Problem A: Can you duplicate, word for word, the part of the time series reply below that opens with the words containing "[R] Time Series" and closes with "start there."?

Passage given:
************
[R] Time Series Analysis: book?

Spencer Graves spencer.graves at pdf.com
Fri Sep 9 05:44:43 CEST 2005


	  1.  Have you read the appropriate chapter in Venables and Ripley 
(2002) Modern Applied Statists with S (Springer)?  If no, I suggest you 
start there.

	  2.  Have you worked through the vignettes associated with the "zoo" 
package?  If no, you might find that quite useful.  [Are you aware that 
edit(vignette(...)) will provide a script file with the R code discussed 
in the vignette, which can be viewed in Adobe Acrobat while you are 
working throught the examples line by line, modifying them, etc.?  I've 
found this to be very useful.  If you use XEmacs, "edit(vignette(...))" 
may not work.  Instead, try Stangle(vignette(...)$file).  This will copy 
the R code to a file in the working directory, which you can then open.]

	  3.  Have you considered Durbin, J. and Koopman, S. J. (2001) _Time 
Series Analysis by State Space Methods._  Oxford University Press?  If 
no, you might want to spend some time with that.
************
The data:

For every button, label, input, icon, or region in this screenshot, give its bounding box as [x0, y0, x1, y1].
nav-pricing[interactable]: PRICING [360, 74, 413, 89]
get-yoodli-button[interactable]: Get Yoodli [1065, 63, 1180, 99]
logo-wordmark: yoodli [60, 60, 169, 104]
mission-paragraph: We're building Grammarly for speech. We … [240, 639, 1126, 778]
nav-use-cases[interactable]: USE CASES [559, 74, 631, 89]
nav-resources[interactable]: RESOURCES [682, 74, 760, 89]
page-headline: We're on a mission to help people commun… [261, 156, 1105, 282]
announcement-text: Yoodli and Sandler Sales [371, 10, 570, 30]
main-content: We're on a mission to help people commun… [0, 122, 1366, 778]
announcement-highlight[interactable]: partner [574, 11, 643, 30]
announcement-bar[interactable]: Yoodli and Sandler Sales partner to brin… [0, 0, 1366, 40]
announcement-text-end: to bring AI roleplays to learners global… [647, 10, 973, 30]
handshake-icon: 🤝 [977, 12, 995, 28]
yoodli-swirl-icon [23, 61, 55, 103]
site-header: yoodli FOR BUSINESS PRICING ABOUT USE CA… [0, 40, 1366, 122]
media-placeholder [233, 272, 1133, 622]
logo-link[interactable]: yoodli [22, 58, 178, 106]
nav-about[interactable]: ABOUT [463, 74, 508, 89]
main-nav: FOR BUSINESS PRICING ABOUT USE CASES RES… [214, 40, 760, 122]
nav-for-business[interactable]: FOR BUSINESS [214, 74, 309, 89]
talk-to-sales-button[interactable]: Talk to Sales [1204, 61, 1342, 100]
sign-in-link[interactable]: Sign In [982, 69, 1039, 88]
************
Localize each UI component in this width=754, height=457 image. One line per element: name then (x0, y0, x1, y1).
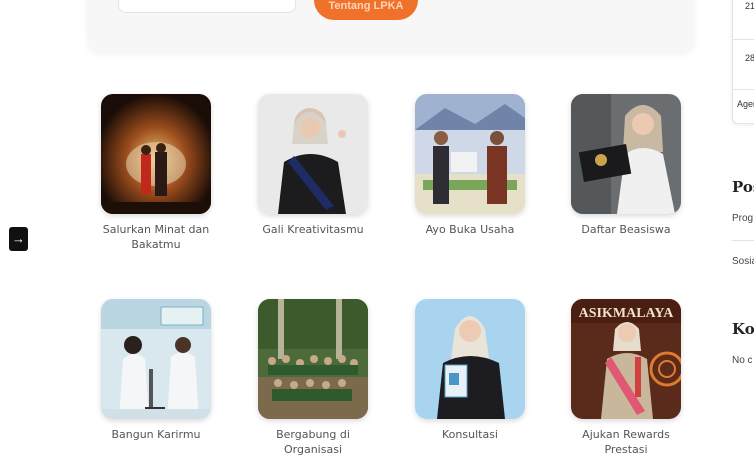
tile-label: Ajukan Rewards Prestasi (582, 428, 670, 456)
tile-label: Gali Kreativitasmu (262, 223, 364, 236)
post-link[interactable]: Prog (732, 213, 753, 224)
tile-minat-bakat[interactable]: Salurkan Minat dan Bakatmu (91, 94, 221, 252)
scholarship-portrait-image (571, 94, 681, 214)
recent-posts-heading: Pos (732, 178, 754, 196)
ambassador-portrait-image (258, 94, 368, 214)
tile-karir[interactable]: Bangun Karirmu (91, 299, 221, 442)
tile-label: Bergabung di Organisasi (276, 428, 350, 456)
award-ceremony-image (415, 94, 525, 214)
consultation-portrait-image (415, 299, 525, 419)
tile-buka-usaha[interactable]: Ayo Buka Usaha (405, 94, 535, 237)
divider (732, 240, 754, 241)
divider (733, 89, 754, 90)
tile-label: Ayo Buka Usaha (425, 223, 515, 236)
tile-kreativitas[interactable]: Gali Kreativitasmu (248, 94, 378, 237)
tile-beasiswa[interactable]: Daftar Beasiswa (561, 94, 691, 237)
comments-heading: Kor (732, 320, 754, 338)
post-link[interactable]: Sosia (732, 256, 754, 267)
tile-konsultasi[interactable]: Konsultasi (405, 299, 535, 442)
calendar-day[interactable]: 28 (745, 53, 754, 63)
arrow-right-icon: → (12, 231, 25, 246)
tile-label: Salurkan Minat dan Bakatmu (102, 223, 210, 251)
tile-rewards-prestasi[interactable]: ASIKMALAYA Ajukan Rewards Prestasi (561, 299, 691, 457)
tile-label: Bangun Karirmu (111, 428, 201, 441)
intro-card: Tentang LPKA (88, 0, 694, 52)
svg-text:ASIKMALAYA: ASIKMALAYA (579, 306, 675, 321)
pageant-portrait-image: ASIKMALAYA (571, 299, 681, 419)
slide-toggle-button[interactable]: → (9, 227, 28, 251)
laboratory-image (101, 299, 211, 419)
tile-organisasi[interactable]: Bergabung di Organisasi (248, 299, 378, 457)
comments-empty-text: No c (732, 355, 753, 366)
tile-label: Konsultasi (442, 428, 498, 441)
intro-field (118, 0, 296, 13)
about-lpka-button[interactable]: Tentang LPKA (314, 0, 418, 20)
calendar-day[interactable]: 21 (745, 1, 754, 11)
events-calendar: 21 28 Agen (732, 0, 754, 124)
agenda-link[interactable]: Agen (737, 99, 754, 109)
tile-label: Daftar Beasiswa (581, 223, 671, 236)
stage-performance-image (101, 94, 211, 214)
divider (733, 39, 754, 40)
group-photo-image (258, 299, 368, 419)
************
Problem B: Could you set down, unchanged, the lines of the listing above that run from the line containing "tile-label: Ajukan Rewards" through the line containing "award-ceremony-image (415, 94, 525, 214)", with both of those lines included?

Task response A:
[R] Time Series Analysis: book?

Spencer Graves spencer.graves at pdf.com
Fri Sep 9 05:44:43 CEST 2005


	  1.  Have you read the appropriate chapter in Venables and Ripley 
(2002) Modern Applied Statists with S (Springer)?  If no, I suggest you 
start there.

Task response B:
tile-label: Ajukan Rewards Prestasi (582, 428, 670, 456)
tile-label: Gali Kreativitasmu (262, 223, 364, 236)
post-link[interactable]: Prog (732, 213, 753, 224)
tile-minat-bakat[interactable]: Salurkan Minat dan Bakatmu (91, 94, 221, 252)
scholarship-portrait-image (571, 94, 681, 214)
recent-posts-heading: Pos (732, 178, 754, 196)
ambassador-portrait-image (258, 94, 368, 214)
tile-karir[interactable]: Bangun Karirmu (91, 299, 221, 442)
tile-label: Bergabung di Organisasi (276, 428, 350, 456)
award-ceremony-image (415, 94, 525, 214)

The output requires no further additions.